• [Records for this exercise]:
************

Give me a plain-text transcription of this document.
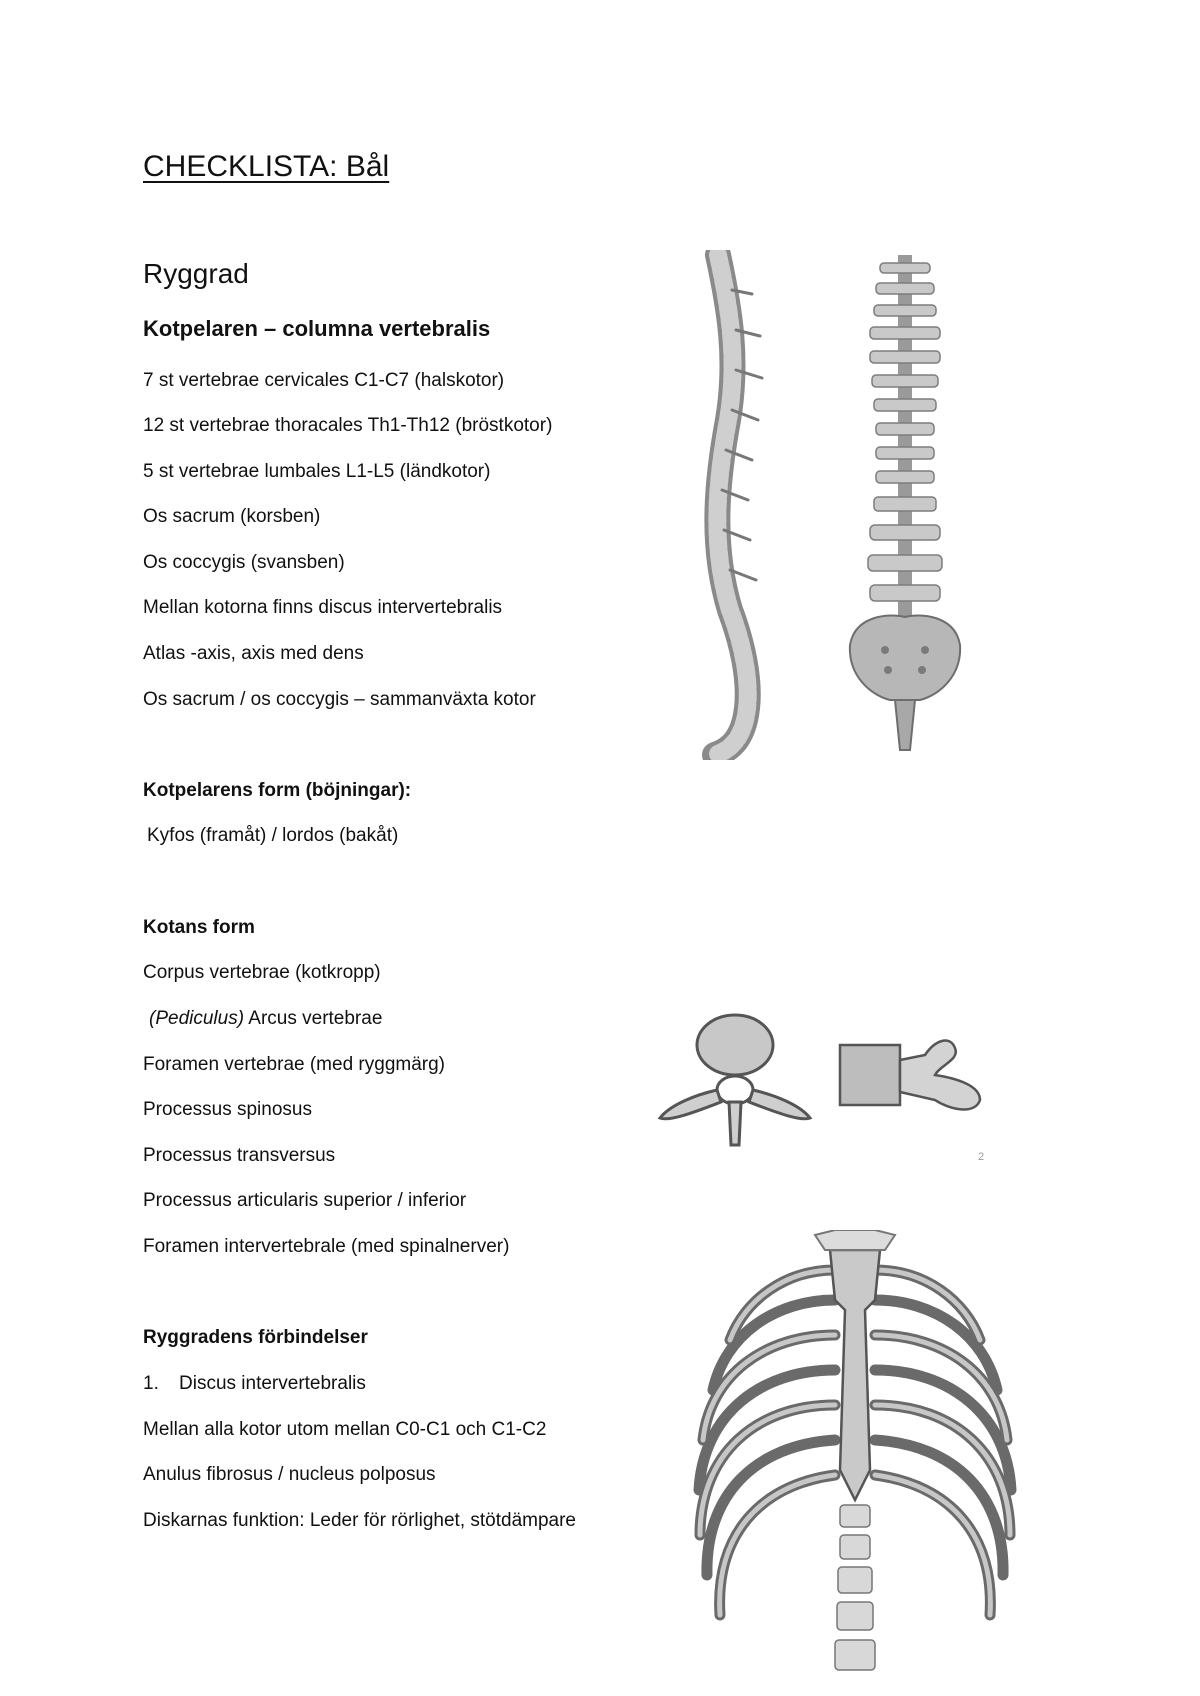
CHECKLISTA: Bål
Ryggrad
Kotpelaren – columna vertebralis
7 st vertebrae cervicales C1-C7 (halskotor)
12 st vertebrae thoracales Th1-Th12 (bröstkotor)
5 st vertebrae lumbales L1-L5 (ländkotor)
Os sacrum (korsben)
Os coccygis (svansben)
Mellan kotorna finns discus intervertebralis
Atlas -axis, axis med dens
Os sacrum / os coccygis – sammanväxta kotor
Kotpelarens form (böjningar):
Kyfos (framåt) / lordos (bakåt)
Kotans form
Corpus vertebrae (kotkropp)
(Pediculus) Arcus vertebrae
Foramen vertebrae (med ryggmärg)
Processus spinosus
Processus transversus
Processus articularis superior / inferior
Foramen intervertebrale (med spinalnerver)
Ryggradens förbindelser
1. Discus intervertebralis
Mellan alla kotor utom mellan C0-C1 och C1-C2
Anulus fibrosus / nucleus polposus
Diskarnas funktion: Leder för rörlighet, stötdämpare
2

************

• [Given instruction]:
Transcribe every entry word for word, but skip the pictures.

• [Response below]:
Give me a plain-text transcription of this document.
CHECKLISTA: Bål
Ryggrad
Kotpelaren – columna vertebralis
7 st vertebrae cervicales C1-C7 (halskotor)
12 st vertebrae thoracales Th1-Th12 (bröstkotor)
5 st vertebrae lumbales L1-L5 (ländkotor)
Os sacrum (korsben)
Os coccygis (svansben)
Mellan kotorna finns discus intervertebralis
Atlas -axis, axis med dens
Os sacrum / os coccygis – sammanväxta kotor
Kotpelarens form (böjningar):
Kyfos (framåt) / lordos (bakåt)
Kotans form
Corpus vertebrae (kotkropp)
(Pediculus) Arcus vertebrae
Foramen vertebrae (med ryggmärg)
Processus spinosus
Processus transversus
Processus articularis superior / inferior
Foramen intervertebrale (med spinalnerver)
Ryggradens förbindelser
1. Discus intervertebralis
Mellan alla kotor utom mellan C0-C1 och C1-C2
Anulus fibrosus / nucleus polposus
Diskarnas funktion: Leder för rörlighet, stötdämpare
2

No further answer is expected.